Problem: Retype every entry word for word.

Available records:
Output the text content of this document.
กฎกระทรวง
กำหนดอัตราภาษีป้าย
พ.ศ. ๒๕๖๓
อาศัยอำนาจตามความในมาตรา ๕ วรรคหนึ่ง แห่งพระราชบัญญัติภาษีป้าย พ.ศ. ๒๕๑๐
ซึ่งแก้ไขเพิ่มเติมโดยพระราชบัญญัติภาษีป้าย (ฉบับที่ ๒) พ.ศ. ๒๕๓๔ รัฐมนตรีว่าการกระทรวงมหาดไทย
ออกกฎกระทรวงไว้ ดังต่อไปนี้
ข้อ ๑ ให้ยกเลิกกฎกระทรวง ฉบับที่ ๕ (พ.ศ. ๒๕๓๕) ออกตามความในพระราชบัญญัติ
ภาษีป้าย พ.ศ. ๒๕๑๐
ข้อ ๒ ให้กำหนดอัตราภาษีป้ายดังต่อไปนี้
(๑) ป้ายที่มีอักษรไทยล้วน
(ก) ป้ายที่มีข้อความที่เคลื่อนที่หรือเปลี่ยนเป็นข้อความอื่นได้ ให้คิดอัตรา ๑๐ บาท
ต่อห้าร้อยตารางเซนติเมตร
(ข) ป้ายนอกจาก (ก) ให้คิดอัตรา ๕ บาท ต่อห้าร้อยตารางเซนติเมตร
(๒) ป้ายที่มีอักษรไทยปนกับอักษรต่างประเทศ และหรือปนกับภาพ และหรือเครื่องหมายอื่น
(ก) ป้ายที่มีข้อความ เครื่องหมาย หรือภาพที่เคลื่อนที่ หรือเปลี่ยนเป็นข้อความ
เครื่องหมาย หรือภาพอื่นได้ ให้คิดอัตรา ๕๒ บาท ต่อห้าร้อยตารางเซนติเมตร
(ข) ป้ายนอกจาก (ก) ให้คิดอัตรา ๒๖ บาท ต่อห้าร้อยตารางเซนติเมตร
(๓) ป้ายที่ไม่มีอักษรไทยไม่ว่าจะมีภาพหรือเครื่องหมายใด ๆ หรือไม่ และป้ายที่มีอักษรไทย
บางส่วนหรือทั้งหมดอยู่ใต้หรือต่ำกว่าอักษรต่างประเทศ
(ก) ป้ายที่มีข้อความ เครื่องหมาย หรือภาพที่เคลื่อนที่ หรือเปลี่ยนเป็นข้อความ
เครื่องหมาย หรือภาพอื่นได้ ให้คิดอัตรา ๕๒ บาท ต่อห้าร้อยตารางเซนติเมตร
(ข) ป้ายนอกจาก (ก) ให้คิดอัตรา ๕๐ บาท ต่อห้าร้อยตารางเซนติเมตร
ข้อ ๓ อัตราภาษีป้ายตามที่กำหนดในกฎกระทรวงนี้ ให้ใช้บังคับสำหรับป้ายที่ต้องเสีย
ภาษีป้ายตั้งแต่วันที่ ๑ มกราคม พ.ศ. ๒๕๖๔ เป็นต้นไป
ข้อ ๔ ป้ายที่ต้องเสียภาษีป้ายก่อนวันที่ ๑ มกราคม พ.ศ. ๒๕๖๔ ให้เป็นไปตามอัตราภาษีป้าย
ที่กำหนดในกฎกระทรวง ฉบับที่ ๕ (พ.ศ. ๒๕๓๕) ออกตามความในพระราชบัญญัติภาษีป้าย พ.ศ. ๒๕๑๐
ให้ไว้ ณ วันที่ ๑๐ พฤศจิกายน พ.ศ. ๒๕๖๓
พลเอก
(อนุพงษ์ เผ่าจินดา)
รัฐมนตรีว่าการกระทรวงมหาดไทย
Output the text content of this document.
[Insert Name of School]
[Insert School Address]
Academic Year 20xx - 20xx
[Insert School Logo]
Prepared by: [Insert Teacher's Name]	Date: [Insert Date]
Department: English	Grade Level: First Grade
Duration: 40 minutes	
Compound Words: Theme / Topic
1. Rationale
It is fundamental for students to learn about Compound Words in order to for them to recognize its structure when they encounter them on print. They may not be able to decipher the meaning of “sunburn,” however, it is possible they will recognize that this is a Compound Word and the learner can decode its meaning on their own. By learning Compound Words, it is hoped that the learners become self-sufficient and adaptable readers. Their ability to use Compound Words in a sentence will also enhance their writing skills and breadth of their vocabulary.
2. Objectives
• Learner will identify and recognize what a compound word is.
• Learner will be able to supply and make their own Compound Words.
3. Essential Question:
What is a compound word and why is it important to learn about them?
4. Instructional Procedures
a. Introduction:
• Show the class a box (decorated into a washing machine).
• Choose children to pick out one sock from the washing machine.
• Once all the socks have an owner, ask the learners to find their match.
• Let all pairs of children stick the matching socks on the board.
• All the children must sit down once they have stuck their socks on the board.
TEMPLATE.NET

Complete response:
Output the text content of this document.
กฎกระทรวง
กำหนดอัตราภาษีป้าย
พ.ศ. ๒๕๖๓
อาศัยอำนาจตามความในมาตรา ๕ วรรคหนึ่ง แห่งพระราชบัญญัติภาษีป้าย พ.ศ. ๒๕๑๐
ซึ่งแก้ไขเพิ่มเติมโดยพระราชบัญญัติภาษีป้าย (ฉบับที่ ๒) พ.ศ. ๒๕๓๔ รัฐมนตรีว่าการกระทรวงมหาดไทย
ออกกฎกระทรวงไว้ ดังต่อไปนี้
ข้อ ๑ ให้ยกเลิกกฎกระทรวง ฉบับที่ ๕ (พ.ศ. ๒๕๓๕) ออกตามความในพระราชบัญญัติ
ภาษีป้าย พ.ศ. ๒๕๑๐
ข้อ ๒ ให้กำหนดอัตราภาษีป้ายดังต่อไปนี้
(๑) ป้ายที่มีอักษรไทยล้วน
(ก) ป้ายที่มีข้อความที่เคลื่อนที่หรือเปลี่ยนเป็นข้อความอื่นได้ ให้คิดอัตรา ๑๐ บาท
ต่อห้าร้อยตารางเซนติเมตร
(ข) ป้ายนอกจาก (ก) ให้คิดอัตรา ๕ บาท ต่อห้าร้อยตารางเซนติเมตร
(๒) ป้ายที่มีอักษรไทยปนกับอักษรต่างประเทศ และหรือปนกับภาพ และหรือเครื่องหมายอื่น
(ก) ป้ายที่มีข้อความ เครื่องหมาย หรือภาพที่เคลื่อนที่ หรือเปลี่ยนเป็นข้อความ
เครื่องหมาย หรือภาพอื่นได้ ให้คิดอัตรา ๕๒ บาท ต่อห้าร้อยตารางเซนติเมตร
(ข) ป้ายนอกจาก (ก) ให้คิดอัตรา ๒๖ บาท ต่อห้าร้อยตารางเซนติเมตร
(๓) ป้ายที่ไม่มีอักษรไทยไม่ว่าจะมีภาพหรือเครื่องหมายใด ๆ หรือไม่ และป้ายที่มีอักษรไทย
บางส่วนหรือทั้งหมดอยู่ใต้หรือต่ำกว่าอักษรต่างประเทศ
(ก) ป้ายที่มีข้อความ เครื่องหมาย หรือภาพที่เคลื่อนที่ หรือเปลี่ยนเป็นข้อความ
เครื่องหมาย หรือภาพอื่นได้ ให้คิดอัตรา ๕๒ บาท ต่อห้าร้อยตารางเซนติเมตร
(ข) ป้ายนอกจาก (ก) ให้คิดอัตรา ๕๐ บาท ต่อห้าร้อยตารางเซนติเมตร
ข้อ ๓ อัตราภาษีป้ายตามที่กำหนดในกฎกระทรวงนี้ ให้ใช้บังคับสำหรับป้ายที่ต้องเสีย
ภาษีป้ายตั้งแต่วันที่ ๑ มกราคม พ.ศ. ๒๕๖๔ เป็นต้นไป
ข้อ ๔ ป้ายที่ต้องเสียภาษีป้ายก่อนวันที่ ๑ มกราคม พ.ศ. ๒๕๖๔ ให้เป็นไปตามอัตราภาษีป้าย
ที่กำหนดในกฎกระทรวง ฉบับที่ ๕ (พ.ศ. ๒๕๓๕) ออกตามความในพระราชบัญญัติภาษีป้าย พ.ศ. ๒๕๑๐
ให้ไว้ ณ วันที่ ๑๐ พฤศจิกายน พ.ศ. ๒๕๖๓
พลเอก
(อนุพงษ์ เผ่าจินดา)
รัฐมนตรีว่าการกระทรวงมหาดไทย
Output the text content of this document.
[Insert Name of School]
[Insert School Address]
Academic Year 20xx - 20xx
[Insert School Logo]
Prepared by: [Insert Teacher's Name]	Date: [Insert Date]
Department: English	Grade Level: First Grade
Duration: 40 minutes	
Compound Words: Theme / Topic
1. Rationale
It is fundamental for students to learn about Compound Words in order to for them to recognize its structure when they encounter them on print. They may not be able to decipher the meaning of “sunburn,” however, it is possible they will recognize that this is a Compound Word and the learner can decode its meaning on their own. By learning Compound Words, it is hoped that the learners become self-sufficient and adaptable readers. Their ability to use Compound Words in a sentence will also enhance their writing skills and breadth of their vocabulary.
2. Objectives
• Learner will identify and recognize what a compound word is.
• Learner will be able to supply and make their own Compound Words.
3. Essential Question:
What is a compound word and why is it important to learn about them?
4. Instructional Procedures
a. Introduction:
• Show the class a box (decorated into a washing machine).
• Choose children to pick out one sock from the washing machine.
• Once all the socks have an owner, ask the learners to find their match.
• Let all pairs of children stick the matching socks on the board.
• All the children must sit down once they have stuck their socks on the board.
TEMPLATE.NET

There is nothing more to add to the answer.